Texto para ler -
:::::
As origens de um dérbi Lisboeta diferente, mas igual.
Exploramos a história deste dérbi eletrizante e furioso, em antecipação ao duelo que potencialmente decidirá o destino do campeonato nacional.
Atenção - Artigo centralizado e não apropriado para o Jorge Nuno de Lima Pinto da Costa e outros defensores do Futebol Clube do Porto.
Pouco mais de três quilômetros separam o Estádio da Luz do Estádio José Alvalade. A Avenida General Norton de Matos, também conhecida como a ‘Segunda Circular’, distingue-se de duas grandes paixões, e pinta-se com as duas principais cores da bandeira portuguesa - apto, para representar a importância e grandeza deste duelo histórico do futebol português, o pináculo do desporto rei em Portugal, e um duelo respeitado pela Europa fora.
Pouco depois do ‘Derby della Madonnina’, temos o prazer de cobrir o ‘Clássico da Segunda Circular’ aqui no ‘Letra e Vírgula’ - mais uma das mais antigas e intensas do futebol mundial, com origens mais antigas que o clube Italiano que recentemente confirmou o seu lugar na Final da Liga dos Campeões.
Ao longo dos anos, o mundo mudou drasticamente. A bolha do futebol seguiu forte até durante os tempos da Segunda Guerra Mundial, mas claro que mudaram alguns pormenores.
Em 1907, jogava um recém-nascido Sporting Clube de Portugal com as ambições elevadas de José de Alvalade, e o apoio financeiro do seu avô e eventual presidente do clube, Alfredo Augusto das Neves Holtreman (o Visconde de Alvalade), numa casa emprestada à respeitada instituição, Sport Lisboa (ainda sem instalações próprias no período pré-Benfica, um grande motivo atrás da fusão eventual).
Antes nem campo próprio, e hoje, a casa Benfiquista até encontra-se em Londres (quase), e o nome na casa de Sunderland. Em Portugal já não há quem consiga replicar a grandeza, as lotações, nem a tecnologia (se as luzinhas acrescentam a experiência? Deixo isso com vocês, e o Blanco).
O rótulo de clube elitista ainda hoje está colado ao Sporting e não há dúvida alguma quanto ao código genético leonino. O clube nasceu no seio da aristocracia lisboeta, em círculos muito próximos da família real, e a reputação do ‘clube das elites’ sempre se manteve.
Começou-se tudo com o dinheiro do avô de José Alvalade, e para comprar um bilhete na bancada Central do Estádio José Alvalade em 2023, não é apenas necessário dinheiro do avô, mas da família toda. Apenas viável uma Gamebox para a próxima época desportiva com uma campanha de crowdfunding no GoFundMe.
Um grupo de rapazes, nascido entre as melhores famílias já tinham antes formado o SC Belas e mais tarde o Campo Grande Football Club que fartaram-se do lado social em que a instituição de Campo Grande se tinha especializado.
A data de fundação do Sport Lisboa e Benfica (devido a fusão entre ambas entidades) é alvo para picar o Benfiquista ferrenho, mas as origens do Sporting Clube de Portugal começam em 1902 com este clubes anteriores, e não 1906 - 1 de Julho 1906 apenas significa a data da assembleia geral que acolheu uma sugestão de António Félix da Costa Júnio, para que o nome do clube passasse a Sporting Clube de Portugal.
:::::
Lista de tarefas -
1 – Responde a estas perguntas com base no texto sobre o dérbi lisboeta:
(a) Que distância separa o Estádio da Luz do Estádio José Alvalade?
(b) Quem é o avô de José de Alvalade que deu apoio financeiro ao clube?
(c) Em que data se realizou a assembleia geral que aceitou o nome Sporting Clube de Portugal?
2 – Retoma o texto sobre o dérbi lisboeta a partir da última frase apresentada.
O material não serve para nada aqui.

Material recolhido -
:::::
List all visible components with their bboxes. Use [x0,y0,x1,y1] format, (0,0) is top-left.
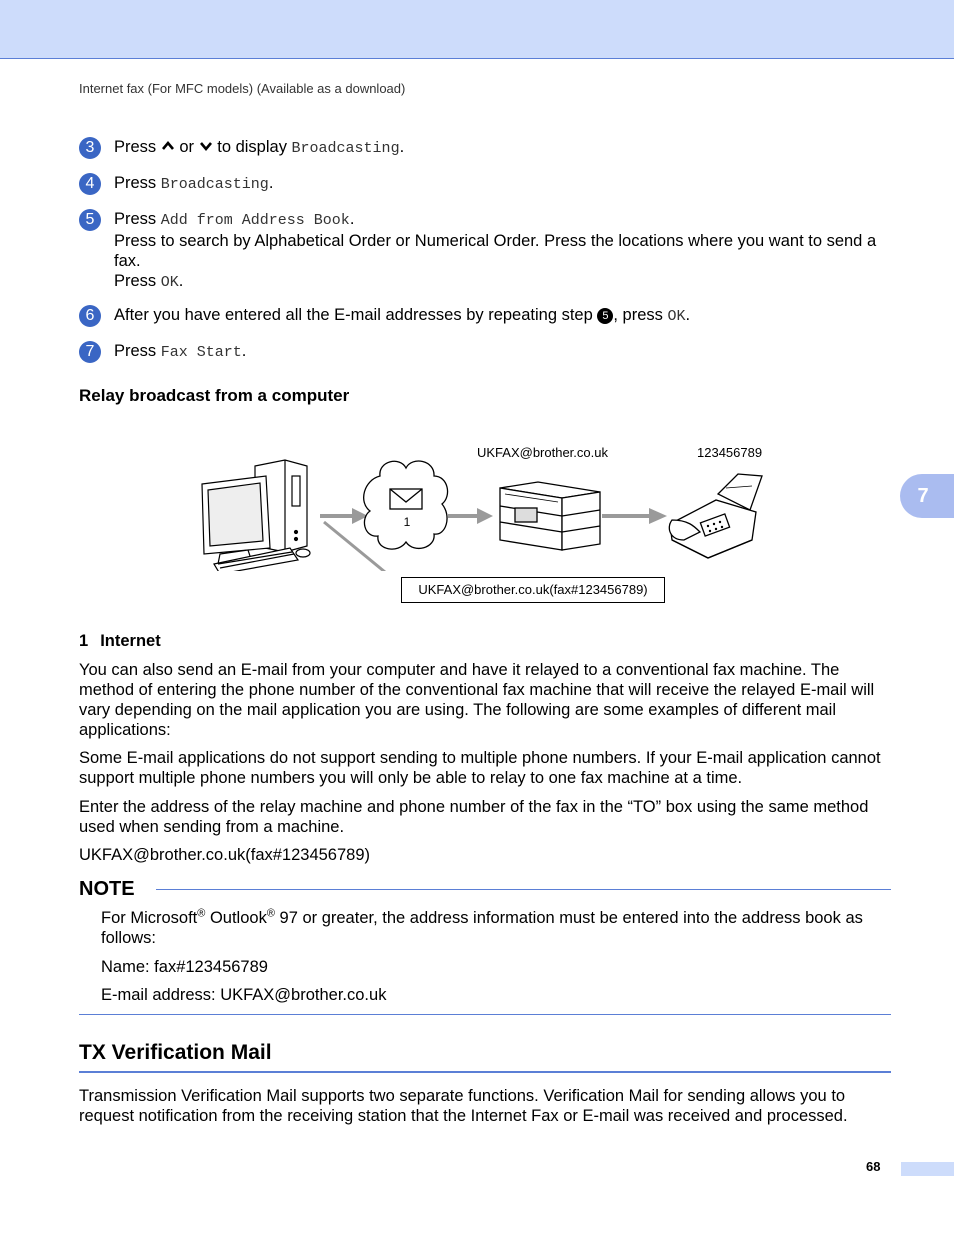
:::::
Respostas do exercício -
1 –
(a) Pouco mais de três quilómetros.
(b) Alfredo Augusto das Neves Holtreman, o Visconde de Alvalade.
(c) A 1 de julho de 1906.

2 –
Procurou-se finalmente criar um clube com sucesso desportivo na mente, com o objetivo de formar "um grande clube, tão grande como os maiores da Europa". Em 1964, atingiram o objetivo no mundo do futebol, tal como em dezenas de modalidades respeitadas. Em 2024? É melhor não verificar as expectativas do Sportinguista comum para o futuro próximo.
E os sucessos de ambos clubes nas competições europeias mudou, sem margem mínima para duvidas (com um abraço para um senhor Bela Guttmann)
Mais - apenas em 1920 a data de 1 de Julho foi rectificada como fundação do Sporting, dia onde o clube oficialmente assumiu o nome que ainda hoje detém. Tal facto não serve como alfinetada para picar amigos ‘lagartos’, mas não é necessário - antecipar a data da sua fundação? Durante anos, a identidade do clube nunca foi claríssima - tal como hoje, onde o nome ‘Sporting Lisbon’ é igualmente conhecido pelo mundo fora.
Entretanto já passaram mais de 115 anos desde aquele mítico 2-1 a favor dos ‘leões’, o primeiro de muitos jogos emotivos a definir ‘rivalidade’ em Portugal. 1 de Dezembro, 1907 - quando tudo começou.
Em 2023 fala-se de meninos mimados (uns até falam de Fortnite), mas em 1907, eram os jogadores a desmontar os postes e recolher as redes - a fazer o trabalho dos pais dos filhos envolvidos no futebol amador num domingo à tarde.
Apesar da suposta humildade dos protagonistas, nem sempre houve aquela aura de ‘clube do povo’. Muito menos antes de 1908, ano onde se juntavam Sport Lisboa, e Benfica. Benfica trouxe o campo, Sport Lisboa os atletas de alto nível onde muitos representavam uma posição social elevada, apenas a origem dos clubes pré-fusão eram dignos de tal apelido.
O clube que um dia ‘teria’ cerca de seis milhões de adeptos espalhados pelo mundo nasceu humildemente a 28 de Fevereiro de 1904 nas traseiras da Farmácia Franco em Belém. Foram 24 os fundadores do Sport Lisboa que ficaram gravados para a história, mesmo com a ausência de Cosme Damião, que esqueceu de se incluir na lista redigida com 23 nomes.
Humildade entre superioridade que pouco encontra-se no futebol moderno.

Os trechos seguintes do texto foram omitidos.